◆ RECORDED INFORMATION:
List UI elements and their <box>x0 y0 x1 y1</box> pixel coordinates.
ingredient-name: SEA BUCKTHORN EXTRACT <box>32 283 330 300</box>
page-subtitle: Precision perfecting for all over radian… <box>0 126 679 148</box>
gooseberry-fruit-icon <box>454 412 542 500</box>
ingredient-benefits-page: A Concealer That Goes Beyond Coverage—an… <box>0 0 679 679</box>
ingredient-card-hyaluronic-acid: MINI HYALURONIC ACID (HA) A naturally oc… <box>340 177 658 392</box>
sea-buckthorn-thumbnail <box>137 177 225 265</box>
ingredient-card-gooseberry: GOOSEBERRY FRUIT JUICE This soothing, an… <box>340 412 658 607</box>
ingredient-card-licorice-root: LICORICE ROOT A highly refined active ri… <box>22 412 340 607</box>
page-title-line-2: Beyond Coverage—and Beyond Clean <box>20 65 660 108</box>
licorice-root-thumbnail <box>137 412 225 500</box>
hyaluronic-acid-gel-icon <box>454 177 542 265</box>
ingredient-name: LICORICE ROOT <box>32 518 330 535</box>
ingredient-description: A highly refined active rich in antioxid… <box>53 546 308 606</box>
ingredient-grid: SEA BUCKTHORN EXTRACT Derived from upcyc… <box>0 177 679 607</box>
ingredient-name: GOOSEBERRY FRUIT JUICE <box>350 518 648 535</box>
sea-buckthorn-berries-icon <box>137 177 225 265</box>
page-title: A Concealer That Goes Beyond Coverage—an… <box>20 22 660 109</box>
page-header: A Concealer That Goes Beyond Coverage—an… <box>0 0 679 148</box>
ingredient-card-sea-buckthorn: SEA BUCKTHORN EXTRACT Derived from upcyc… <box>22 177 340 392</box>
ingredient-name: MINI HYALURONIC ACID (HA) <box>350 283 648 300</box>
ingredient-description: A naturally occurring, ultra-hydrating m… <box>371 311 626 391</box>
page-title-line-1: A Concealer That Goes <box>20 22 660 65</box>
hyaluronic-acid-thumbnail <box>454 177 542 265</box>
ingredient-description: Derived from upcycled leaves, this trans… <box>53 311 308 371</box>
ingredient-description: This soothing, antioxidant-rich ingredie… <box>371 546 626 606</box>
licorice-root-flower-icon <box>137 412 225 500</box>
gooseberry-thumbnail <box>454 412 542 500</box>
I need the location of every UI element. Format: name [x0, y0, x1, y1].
...
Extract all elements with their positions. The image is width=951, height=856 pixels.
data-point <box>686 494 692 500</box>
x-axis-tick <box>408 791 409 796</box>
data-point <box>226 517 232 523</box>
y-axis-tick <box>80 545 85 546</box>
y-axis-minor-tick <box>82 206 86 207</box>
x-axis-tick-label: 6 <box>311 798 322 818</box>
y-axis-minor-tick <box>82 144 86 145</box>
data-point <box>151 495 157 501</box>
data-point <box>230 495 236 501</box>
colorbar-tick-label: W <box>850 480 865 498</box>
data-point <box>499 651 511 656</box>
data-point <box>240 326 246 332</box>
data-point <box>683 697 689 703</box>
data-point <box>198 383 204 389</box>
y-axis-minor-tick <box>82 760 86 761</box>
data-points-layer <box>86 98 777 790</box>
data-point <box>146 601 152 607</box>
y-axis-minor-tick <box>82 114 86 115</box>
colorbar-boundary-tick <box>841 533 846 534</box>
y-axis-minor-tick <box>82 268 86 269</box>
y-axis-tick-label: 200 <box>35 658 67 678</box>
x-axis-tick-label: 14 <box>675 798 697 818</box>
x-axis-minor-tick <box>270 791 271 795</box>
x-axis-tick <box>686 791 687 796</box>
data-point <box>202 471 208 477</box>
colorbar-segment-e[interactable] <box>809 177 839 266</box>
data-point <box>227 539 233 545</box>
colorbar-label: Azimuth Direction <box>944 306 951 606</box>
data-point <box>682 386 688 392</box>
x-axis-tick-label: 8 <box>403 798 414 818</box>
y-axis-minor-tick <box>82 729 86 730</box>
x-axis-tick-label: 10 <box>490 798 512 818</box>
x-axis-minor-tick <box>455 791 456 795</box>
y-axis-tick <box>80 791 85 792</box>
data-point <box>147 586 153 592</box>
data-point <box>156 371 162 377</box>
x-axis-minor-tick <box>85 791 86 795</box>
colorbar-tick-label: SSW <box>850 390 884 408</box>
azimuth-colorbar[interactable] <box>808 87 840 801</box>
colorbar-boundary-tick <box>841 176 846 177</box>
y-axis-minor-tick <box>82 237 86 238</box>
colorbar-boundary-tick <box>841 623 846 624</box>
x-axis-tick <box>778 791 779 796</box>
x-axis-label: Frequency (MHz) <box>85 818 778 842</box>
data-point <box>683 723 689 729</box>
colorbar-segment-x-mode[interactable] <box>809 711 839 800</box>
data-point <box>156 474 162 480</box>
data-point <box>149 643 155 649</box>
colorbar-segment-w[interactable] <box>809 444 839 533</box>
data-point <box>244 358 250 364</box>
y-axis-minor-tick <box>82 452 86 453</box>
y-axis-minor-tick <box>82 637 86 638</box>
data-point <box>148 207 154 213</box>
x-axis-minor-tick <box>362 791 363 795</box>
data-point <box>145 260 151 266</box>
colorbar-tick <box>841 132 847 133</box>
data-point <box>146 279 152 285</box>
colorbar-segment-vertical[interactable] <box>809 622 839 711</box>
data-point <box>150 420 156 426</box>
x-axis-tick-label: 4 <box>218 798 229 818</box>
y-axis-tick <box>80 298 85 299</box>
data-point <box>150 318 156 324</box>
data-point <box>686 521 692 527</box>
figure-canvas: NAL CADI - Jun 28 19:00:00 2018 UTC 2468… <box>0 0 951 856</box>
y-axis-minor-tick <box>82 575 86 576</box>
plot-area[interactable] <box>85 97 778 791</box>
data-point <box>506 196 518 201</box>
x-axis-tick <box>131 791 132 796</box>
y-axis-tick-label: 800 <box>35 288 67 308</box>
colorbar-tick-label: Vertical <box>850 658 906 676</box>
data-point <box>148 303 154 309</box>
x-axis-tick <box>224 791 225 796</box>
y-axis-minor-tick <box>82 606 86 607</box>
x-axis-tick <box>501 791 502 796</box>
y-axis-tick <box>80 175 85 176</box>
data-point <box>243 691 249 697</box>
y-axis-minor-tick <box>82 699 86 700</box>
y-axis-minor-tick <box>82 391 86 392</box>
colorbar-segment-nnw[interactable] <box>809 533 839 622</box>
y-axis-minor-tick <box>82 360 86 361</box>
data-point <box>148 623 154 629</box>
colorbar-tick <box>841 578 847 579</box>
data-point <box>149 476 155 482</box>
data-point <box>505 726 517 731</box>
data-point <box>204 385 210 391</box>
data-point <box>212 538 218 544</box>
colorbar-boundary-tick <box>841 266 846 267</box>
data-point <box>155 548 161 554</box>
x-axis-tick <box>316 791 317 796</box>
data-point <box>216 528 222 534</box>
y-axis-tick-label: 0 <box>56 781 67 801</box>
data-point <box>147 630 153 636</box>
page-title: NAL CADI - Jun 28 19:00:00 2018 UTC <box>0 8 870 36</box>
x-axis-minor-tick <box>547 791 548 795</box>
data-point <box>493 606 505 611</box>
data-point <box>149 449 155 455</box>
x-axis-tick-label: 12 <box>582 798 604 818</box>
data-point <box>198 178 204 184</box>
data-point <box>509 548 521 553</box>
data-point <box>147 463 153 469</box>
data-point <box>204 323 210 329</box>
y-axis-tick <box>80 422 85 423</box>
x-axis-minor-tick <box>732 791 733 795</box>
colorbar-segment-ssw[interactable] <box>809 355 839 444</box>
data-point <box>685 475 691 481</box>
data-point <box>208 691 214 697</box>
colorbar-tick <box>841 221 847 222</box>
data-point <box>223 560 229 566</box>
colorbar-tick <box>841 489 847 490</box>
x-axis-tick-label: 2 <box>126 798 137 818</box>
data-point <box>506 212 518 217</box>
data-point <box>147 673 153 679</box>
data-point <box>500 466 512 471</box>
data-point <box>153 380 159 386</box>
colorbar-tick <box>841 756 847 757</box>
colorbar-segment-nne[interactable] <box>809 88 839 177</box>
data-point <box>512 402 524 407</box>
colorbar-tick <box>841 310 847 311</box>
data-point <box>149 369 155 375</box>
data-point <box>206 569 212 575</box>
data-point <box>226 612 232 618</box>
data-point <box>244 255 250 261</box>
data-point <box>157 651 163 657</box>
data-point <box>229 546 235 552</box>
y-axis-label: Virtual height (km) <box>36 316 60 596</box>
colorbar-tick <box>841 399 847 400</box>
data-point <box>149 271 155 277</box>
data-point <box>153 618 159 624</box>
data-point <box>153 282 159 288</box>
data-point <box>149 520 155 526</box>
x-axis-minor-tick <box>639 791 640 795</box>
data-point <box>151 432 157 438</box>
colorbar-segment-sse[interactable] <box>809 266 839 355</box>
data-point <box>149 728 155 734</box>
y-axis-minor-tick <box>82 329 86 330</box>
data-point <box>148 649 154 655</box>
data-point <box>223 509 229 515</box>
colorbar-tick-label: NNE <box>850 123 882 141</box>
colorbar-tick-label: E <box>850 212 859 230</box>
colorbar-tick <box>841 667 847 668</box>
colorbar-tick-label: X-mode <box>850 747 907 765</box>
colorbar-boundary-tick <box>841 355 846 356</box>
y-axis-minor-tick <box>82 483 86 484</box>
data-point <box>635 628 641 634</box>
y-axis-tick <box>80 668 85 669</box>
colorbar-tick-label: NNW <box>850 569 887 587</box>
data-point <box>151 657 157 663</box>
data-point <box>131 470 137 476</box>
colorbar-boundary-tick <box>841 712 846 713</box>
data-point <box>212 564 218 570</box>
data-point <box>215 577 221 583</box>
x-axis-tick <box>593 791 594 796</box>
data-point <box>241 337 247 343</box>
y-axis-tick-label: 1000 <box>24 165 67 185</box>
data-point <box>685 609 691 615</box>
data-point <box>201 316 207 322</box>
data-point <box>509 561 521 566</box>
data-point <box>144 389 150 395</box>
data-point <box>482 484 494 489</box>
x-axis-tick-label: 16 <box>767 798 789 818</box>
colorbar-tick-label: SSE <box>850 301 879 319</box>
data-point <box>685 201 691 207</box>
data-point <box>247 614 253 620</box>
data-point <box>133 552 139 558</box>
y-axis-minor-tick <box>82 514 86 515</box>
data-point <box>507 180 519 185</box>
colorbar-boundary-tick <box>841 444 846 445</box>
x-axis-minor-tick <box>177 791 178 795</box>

◆ DO THIS: Copy out every line of the data from the one containing "Extract all elements" down to the one containing "x-axis-tick-label: 6 <box>311", both included, without changing anything.

◆ ANSWER FOR THE TASK:
Extract all elements with their positions. The image is width=951, height=856 pixels.
data-point <box>686 494 692 500</box>
x-axis-tick <box>408 791 409 796</box>
data-point <box>226 517 232 523</box>
y-axis-tick <box>80 545 85 546</box>
y-axis-minor-tick <box>82 206 86 207</box>
x-axis-tick-label: 6 <box>311 798 322 818</box>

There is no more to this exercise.